→ PROBLEM TO WORK ON
Copy out every line of the material below verbatim, leaving out the pictures.

→ WORKING DATA
------------------------------------------------

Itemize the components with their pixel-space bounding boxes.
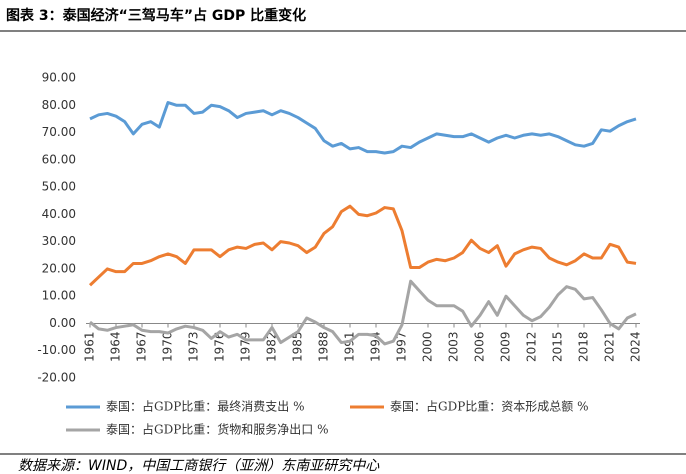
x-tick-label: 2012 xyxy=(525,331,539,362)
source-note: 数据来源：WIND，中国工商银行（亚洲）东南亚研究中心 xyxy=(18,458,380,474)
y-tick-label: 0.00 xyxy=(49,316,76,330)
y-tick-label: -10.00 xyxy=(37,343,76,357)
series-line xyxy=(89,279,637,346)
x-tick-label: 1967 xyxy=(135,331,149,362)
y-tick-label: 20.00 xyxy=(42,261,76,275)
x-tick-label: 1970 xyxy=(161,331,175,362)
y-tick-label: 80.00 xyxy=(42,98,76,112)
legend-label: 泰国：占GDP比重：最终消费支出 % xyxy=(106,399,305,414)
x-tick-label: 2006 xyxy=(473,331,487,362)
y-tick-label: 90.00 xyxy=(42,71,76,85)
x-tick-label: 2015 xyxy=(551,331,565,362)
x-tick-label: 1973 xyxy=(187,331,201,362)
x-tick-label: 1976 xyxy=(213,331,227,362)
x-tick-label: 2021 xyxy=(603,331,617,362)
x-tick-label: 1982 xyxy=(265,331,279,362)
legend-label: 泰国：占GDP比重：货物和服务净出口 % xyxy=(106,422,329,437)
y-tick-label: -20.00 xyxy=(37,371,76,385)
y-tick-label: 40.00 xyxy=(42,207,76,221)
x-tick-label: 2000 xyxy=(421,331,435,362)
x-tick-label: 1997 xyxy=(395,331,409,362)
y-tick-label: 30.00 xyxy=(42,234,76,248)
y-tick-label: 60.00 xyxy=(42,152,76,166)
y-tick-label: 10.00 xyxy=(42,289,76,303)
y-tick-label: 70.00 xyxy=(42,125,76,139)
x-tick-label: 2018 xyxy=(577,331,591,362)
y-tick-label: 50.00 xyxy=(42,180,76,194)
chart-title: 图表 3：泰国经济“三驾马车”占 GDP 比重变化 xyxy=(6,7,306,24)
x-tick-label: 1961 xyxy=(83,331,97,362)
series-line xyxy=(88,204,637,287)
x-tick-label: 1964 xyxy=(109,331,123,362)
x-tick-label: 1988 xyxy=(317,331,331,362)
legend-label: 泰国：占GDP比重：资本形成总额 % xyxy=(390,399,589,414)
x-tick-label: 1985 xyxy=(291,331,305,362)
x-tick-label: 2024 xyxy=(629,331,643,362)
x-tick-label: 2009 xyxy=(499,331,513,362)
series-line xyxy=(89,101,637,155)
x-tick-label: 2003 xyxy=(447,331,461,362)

------------------------------------------------

→ TASK RESULT
Itemize the components with their pixel-space bounding boxes.
x-tick-label: 2012 xyxy=(525,331,539,362)
source-note: 数据来源：WIND，中国工商银行（亚洲）东南亚研究中心 xyxy=(18,458,380,474)
y-tick-label: 0.00 xyxy=(49,316,76,330)
y-tick-label: -10.00 xyxy=(37,343,76,357)
series-line xyxy=(89,279,637,346)
x-tick-label: 1967 xyxy=(135,331,149,362)
y-tick-label: 20.00 xyxy=(42,261,76,275)
x-tick-label: 1970 xyxy=(161,331,175,362)
y-tick-label: 80.00 xyxy=(42,98,76,112)
legend-label: 泰国：占GDP比重：最终消费支出 % xyxy=(106,399,305,414)
x-tick-label: 2006 xyxy=(473,331,487,362)
y-tick-label: 90.00 xyxy=(42,71,76,85)
x-tick-label: 2015 xyxy=(551,331,565,362)
x-tick-label: 1973 xyxy=(187,331,201,362)
x-tick-label: 1976 xyxy=(213,331,227,362)
x-tick-label: 2021 xyxy=(603,331,617,362)
x-tick-label: 1982 xyxy=(265,331,279,362)
legend-label: 泰国：占GDP比重：货物和服务净出口 % xyxy=(106,422,329,437)
y-tick-label: -20.00 xyxy=(37,371,76,385)
y-tick-label: 40.00 xyxy=(42,207,76,221)
x-tick-label: 2000 xyxy=(421,331,435,362)
x-tick-label: 1997 xyxy=(395,331,409,362)
y-tick-label: 30.00 xyxy=(42,234,76,248)
y-tick-label: 60.00 xyxy=(42,152,76,166)
y-tick-label: 10.00 xyxy=(42,289,76,303)
y-tick-label: 70.00 xyxy=(42,125,76,139)
x-tick-label: 2018 xyxy=(577,331,591,362)
y-tick-label: 50.00 xyxy=(42,180,76,194)
chart-title: 图表 3：泰国经济“三驾马车”占 GDP 比重变化 xyxy=(6,7,306,24)
x-tick-label: 1961 xyxy=(83,331,97,362)
series-line xyxy=(88,204,637,287)
x-tick-label: 1964 xyxy=(109,331,123,362)
x-tick-label: 1988 xyxy=(317,331,331,362)
legend-label: 泰国：占GDP比重：资本形成总额 % xyxy=(390,399,589,414)
x-tick-label: 1985 xyxy=(291,331,305,362)
x-tick-label: 2024 xyxy=(629,331,643,362)
x-tick-label: 2009 xyxy=(499,331,513,362)
series-line xyxy=(89,101,637,155)
x-tick-label: 2003 xyxy=(447,331,461,362)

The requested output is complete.